Extracted records:
···

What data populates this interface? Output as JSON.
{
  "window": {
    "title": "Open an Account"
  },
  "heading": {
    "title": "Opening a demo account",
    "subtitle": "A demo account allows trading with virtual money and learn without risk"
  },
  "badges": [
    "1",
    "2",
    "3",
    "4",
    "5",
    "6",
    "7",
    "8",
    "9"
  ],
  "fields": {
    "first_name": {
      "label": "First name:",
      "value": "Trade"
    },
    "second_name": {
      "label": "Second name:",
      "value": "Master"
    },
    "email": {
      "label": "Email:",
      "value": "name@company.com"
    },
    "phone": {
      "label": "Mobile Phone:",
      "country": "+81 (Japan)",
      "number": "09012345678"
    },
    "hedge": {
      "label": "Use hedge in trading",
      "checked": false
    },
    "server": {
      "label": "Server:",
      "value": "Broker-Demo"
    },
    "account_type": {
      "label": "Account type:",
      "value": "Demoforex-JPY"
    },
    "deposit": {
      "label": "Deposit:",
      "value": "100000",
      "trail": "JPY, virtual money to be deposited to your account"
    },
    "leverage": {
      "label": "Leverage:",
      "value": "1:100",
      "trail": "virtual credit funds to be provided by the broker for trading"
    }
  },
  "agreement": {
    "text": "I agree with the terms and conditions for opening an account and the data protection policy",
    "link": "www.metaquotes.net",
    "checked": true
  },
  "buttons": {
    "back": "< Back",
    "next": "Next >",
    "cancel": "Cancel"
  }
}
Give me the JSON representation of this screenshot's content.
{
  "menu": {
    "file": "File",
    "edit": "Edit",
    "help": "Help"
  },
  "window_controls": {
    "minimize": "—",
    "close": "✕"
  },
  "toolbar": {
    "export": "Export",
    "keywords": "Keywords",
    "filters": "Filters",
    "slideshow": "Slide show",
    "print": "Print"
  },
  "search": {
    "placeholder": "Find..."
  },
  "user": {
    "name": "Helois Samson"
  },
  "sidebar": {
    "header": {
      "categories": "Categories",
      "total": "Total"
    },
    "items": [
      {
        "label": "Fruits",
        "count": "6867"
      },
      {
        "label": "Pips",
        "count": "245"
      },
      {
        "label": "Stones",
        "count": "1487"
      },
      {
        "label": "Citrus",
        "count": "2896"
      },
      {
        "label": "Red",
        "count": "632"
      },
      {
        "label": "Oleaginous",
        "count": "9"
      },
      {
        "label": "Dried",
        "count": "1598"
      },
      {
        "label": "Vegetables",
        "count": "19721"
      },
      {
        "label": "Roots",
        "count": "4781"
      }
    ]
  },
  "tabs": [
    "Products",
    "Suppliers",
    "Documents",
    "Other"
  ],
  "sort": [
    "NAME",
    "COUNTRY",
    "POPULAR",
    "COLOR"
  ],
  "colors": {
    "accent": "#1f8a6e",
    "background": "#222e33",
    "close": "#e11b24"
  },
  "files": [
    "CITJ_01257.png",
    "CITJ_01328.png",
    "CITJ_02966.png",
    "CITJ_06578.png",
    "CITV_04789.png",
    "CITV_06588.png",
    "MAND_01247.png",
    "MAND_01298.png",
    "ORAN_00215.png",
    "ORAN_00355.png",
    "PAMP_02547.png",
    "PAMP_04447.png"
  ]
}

···

PROMPT: Retype the data in full and match it exactly.

WRITTEN ANSWER:
What data populates this interface? Output as JSON.
{
  "window": {
    "title": "Open an Account"
  },
  "heading": {
    "title": "Opening a demo account",
    "subtitle": "A demo account allows trading with virtual money and learn without risk"
  },
  "badges": [
    "1",
    "2",
    "3",
    "4",
    "5",
    "6",
    "7",
    "8",
    "9"
  ],
  "fields": {
    "first_name": {
      "label": "First name:",
      "value": "Trade"
    },
    "second_name": {
      "label": "Second name:",
      "value": "Master"
    },
    "email": {
      "label": "Email:",
      "value": "name@company.com"
    },
    "phone": {
      "label": "Mobile Phone:",
      "country": "+81 (Japan)",
      "number": "09012345678"
    },
    "hedge": {
      "label": "Use hedge in trading",
      "checked": false
    },
    "server": {
      "label": "Server:",
      "value": "Broker-Demo"
    },
    "account_type": {
      "label": "Account type:",
      "value": "Demoforex-JPY"
    },
    "deposit": {
      "label": "Deposit:",
      "value": "100000",
      "trail": "JPY, virtual money to be deposited to your account"
    },
    "leverage": {
      "label": "Leverage:",
      "value": "1:100",
      "trail": "virtual credit funds to be provided by the broker for trading"
    }
  },
  "agreement": {
    "text": "I agree with the terms and conditions for opening an account and the data protection policy",
    "link": "www.metaquotes.net",
    "checked": true
  },
  "buttons": {
    "back": "< Back",
    "next": "Next >",
    "cancel": "Cancel"
  }
}
Give me the JSON representation of this screenshot's content.
{
  "menu": {
    "file": "File",
    "edit": "Edit",
    "help": "Help"
  },
  "window_controls": {
    "minimize": "—",
    "close": "✕"
  },
  "toolbar": {
    "export": "Export",
    "keywords": "Keywords",
    "filters": "Filters",
    "slideshow": "Slide show",
    "print": "Print"
  },
  "search": {
    "placeholder": "Find..."
  },
  "user": {
    "name": "Helois Samson"
  },
  "sidebar": {
    "header": {
      "categories": "Categories",
      "total": "Total"
    },
    "items": [
      {
        "label": "Fruits",
        "count": "6867"
      },
      {
        "label": "Pips",
        "count": "245"
      },
      {
        "label": "Stones",
        "count": "1487"
      },
      {
        "label": "Citrus",
        "count": "2896"
      },
      {
        "label": "Red",
        "count": "632"
      },
      {
        "label": "Oleaginous",
        "count": "9"
      },
      {
        "label": "Dried",
        "count": "1598"
      },
      {
        "label": "Vegetables",
        "count": "19721"
      },
      {
        "label": "Roots",
        "count": "4781"
      }
    ]
  },
  "tabs": [
    "Products",
    "Suppliers",
    "Documents",
    "Other"
  ],
  "sort": [
    "NAME",
    "COUNTRY",
    "POPULAR",
    "COLOR"
  ],
  "colors": {
    "accent": "#1f8a6e",
    "background": "#222e33",
    "close": "#e11b24"
  },
  "files": [
    "CITJ_01257.png",
    "CITJ_01328.png",
    "CITJ_02966.png",
    "CITJ_06578.png",
    "CITV_04789.png",
    "CITV_06588.png",
    "MAND_01247.png",
    "MAND_01298.png",
    "ORAN_00215.png",
    "ORAN_00355.png",
    "PAMP_02547.png",
    "PAMP_04447.png"
  ]
}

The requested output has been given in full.